** Start of Record extracts **
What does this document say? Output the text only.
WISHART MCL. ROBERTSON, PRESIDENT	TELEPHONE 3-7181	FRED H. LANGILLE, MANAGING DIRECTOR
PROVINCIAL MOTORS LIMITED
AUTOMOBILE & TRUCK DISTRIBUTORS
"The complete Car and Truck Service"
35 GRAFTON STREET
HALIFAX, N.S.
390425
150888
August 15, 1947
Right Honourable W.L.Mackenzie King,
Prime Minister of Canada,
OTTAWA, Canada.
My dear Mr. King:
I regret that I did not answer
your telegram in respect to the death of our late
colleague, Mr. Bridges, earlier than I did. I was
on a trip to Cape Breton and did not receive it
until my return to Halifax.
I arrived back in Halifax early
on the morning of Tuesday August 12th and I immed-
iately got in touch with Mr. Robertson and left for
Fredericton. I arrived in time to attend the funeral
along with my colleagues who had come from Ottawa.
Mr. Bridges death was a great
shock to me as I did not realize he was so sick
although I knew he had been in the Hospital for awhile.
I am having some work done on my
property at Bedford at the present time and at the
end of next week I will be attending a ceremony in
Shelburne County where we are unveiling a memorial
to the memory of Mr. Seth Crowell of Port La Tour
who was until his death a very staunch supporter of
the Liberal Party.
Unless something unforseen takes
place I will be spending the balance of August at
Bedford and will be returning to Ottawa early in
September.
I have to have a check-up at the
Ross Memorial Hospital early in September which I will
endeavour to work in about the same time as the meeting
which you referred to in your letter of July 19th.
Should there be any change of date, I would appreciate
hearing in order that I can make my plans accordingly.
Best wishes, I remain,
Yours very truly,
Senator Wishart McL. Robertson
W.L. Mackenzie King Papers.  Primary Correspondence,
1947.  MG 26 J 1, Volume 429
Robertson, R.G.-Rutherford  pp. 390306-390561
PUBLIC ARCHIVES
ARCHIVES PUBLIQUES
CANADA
** End of Record extracts **
_Requirement_. Write out every line from the entries where "early" appears.

_Result of this exercise_.
I arrived back in Halifax early
Bedford and will be returning to Ottawa early in
Ross Memorial Hospital early in September which I will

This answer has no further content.